Newsmaker: Beatrice Galilee

By Fred A. Bernstein
July 28, 2014
The Metropolitan Museum of Art has been collecting architecture and design since 1870, when it was given a Roman sarcophagus. More recent acquisitions include a stairway from the Chicago Stock Exchange Building, by Louis Sullivan, and an entire living room by Frank Lloyd Wright. But the museum hasn’t had a full-time architecture and design curator until this year, when Beatrice Galilee, a 32-year-old architectural historian, became the museum’s first Daniel Brodsky Associate Curator of Architecture and Design. Galilee was chief curator of the 2013 Lisbon Architecture Triennale and co-curator of citywide architecture festivals in Gwangju, South Korea, and Shenzen, China. In London, where she lived until this spring, she had been the director of The Gopher Hole, an exhibition and project space, and an editor at Icon Magazine. Though it is too early to announce specific shows planned for the Met, Galilee says, she will be working in both the “main” building and Marcel Breuer’s Whitney Museum building, which the Met will begin leasing from the Whitney next year.
 
Beatrice Galilee
Photo © Lynton Pepper
Beatrice Galilee is the Metropolitan Museum of Art’s first Daniel Brodsky Associate Curator of Architecture and Design.
 

Architectural Record: How do you like New York, architecturally?

Beatrice Galilee: My main experience of New York architecture for the last few months was trying to find an apartment. That was traumatic.

But you’re settled in?

Yes, in Brooklyn. And I have noticed that a lot is happening in New York, architecturally. There are cranes in the sky, which isn’t the case in every city I’ve lived in.

Why did the Met decide to bring in an architecture and design curator?

This just solidifies something the Met has already recognized: that architecture and design are major parts of the contemporary discourse. Increasingly, there are artworks that include and incorporate architecture. Dan Graham’s piece [on the roof through November 2] is quite an urban work as well as an architectural work. And right now we have Amie Siegel’s film [Provenance, 2013] about the furniture designed by Pierre Jeanneret for Chandigarh. So I’m coming to the Met at a time when it feels very welcoming to people of architectural disposition. 

Is it daunting to think of putting on a show at such an august institution?

There will be many architecture exhibitions. With a biennale or a triennale, you get one shot—you don’t get a chance to improve. So that’s a lot more daunting.

How will the Met’s shows be different from those of MoMA and other New York institutions?

I don’t think it’s about difference. We see the other institutions—the Storefront for Art and Architecture, the Van Alen Institute, the Museum of Arts and Design, MoMA, the Cooper-Hewitt—as our community. It’s not about opposition or competition.

Does an architecture exhibition have to have a thesis, or can it be just a display of interesting or pretty objects? 

I don’t think that you can put something in a museum without it standing for something. The Met is a place for people who appreciate the visual arts; aesthetics is not something to be taken lightly. But it’s also important to have the rigor. It’s not just about what you see but what you understand.

What are some architecture shows you've seen in recent years that you thought were successful?

▶ _THE PROBLEM_
Continue the interview with Beatrice Galilee from where it stops, starting with her reply to the final question.

Stored entries
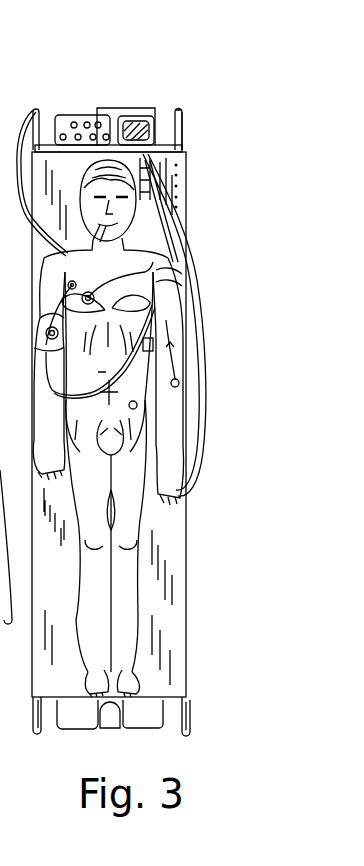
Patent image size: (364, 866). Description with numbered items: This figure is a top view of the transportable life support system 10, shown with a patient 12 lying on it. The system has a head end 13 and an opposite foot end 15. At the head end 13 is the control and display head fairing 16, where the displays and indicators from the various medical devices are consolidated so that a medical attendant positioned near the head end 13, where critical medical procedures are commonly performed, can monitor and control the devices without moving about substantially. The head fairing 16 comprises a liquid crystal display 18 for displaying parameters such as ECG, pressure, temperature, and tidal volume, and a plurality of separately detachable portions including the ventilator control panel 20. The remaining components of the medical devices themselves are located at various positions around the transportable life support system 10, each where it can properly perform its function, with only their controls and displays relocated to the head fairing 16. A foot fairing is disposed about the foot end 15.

The transportable life support system 10 is at (167, 538).
The patient 12 is at (130, 612).
The head end 13 is at (186, 165).
The foot end 15 is at (190, 650).
The control and display head fairing 16 is at (108, 92).
The liquid crystal display 18 is at (76, 120).
The ventilator control panel 20 is at (137, 130).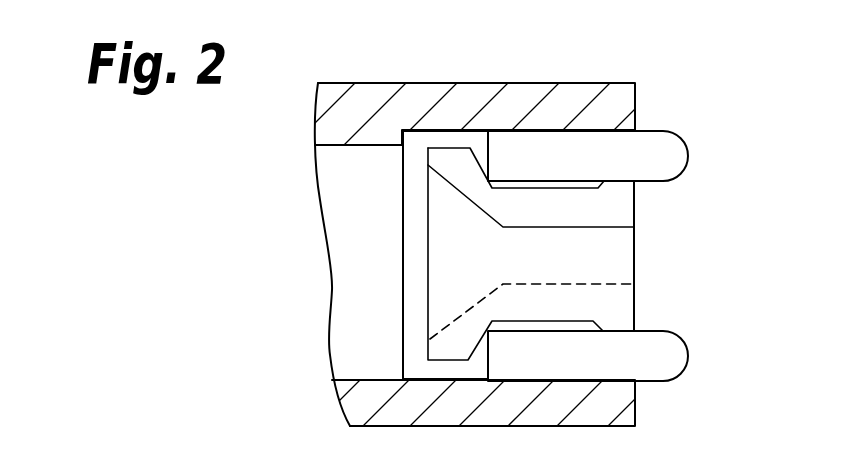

▶ _RESULT_
I always cite [Kazuyo] Sejima’s biennale in 2010. I think that was one of the most successful Venice biennales, especially her use of the Arsenale to create experiences; they were completely tailored to the space and beautifully conceived and executed. It spoke to a very essential part of architecture, which is the framing of social space. I’ve never seen another exhibition that matches it.

And the current Venice Architecture Biennale?

I think there was a sense that it was somehow neglectful or irresponsible for the director to have focused so much on the declining social importance of the architect. People felt that a biennale should embrace the contemporary. I did feel the absence of that kind of survey of what’s happening now and what will happen in the future. And of course, as a curator I would like to go there and see the work of exciting young practices; it would really help me in my job. But I don’t think there’s any rule that says you have to do that kind of show. Also, as someone who just created a triennale, I have an enormous amount of empathy for anyone who has to curate something so large.  

What was the focus of your triennale?

It looked at contemporary architectural practice outside the traditional client-architect dynamic, including ways architects can improve cities without actually building. 

Do you want to bring any part of your triennale to the Met?

The nice thing about what I did in Korea and China and Lisbon is they’re site specific. They emerge from the fabric of the city, and they stay there.

Is your office in the Met?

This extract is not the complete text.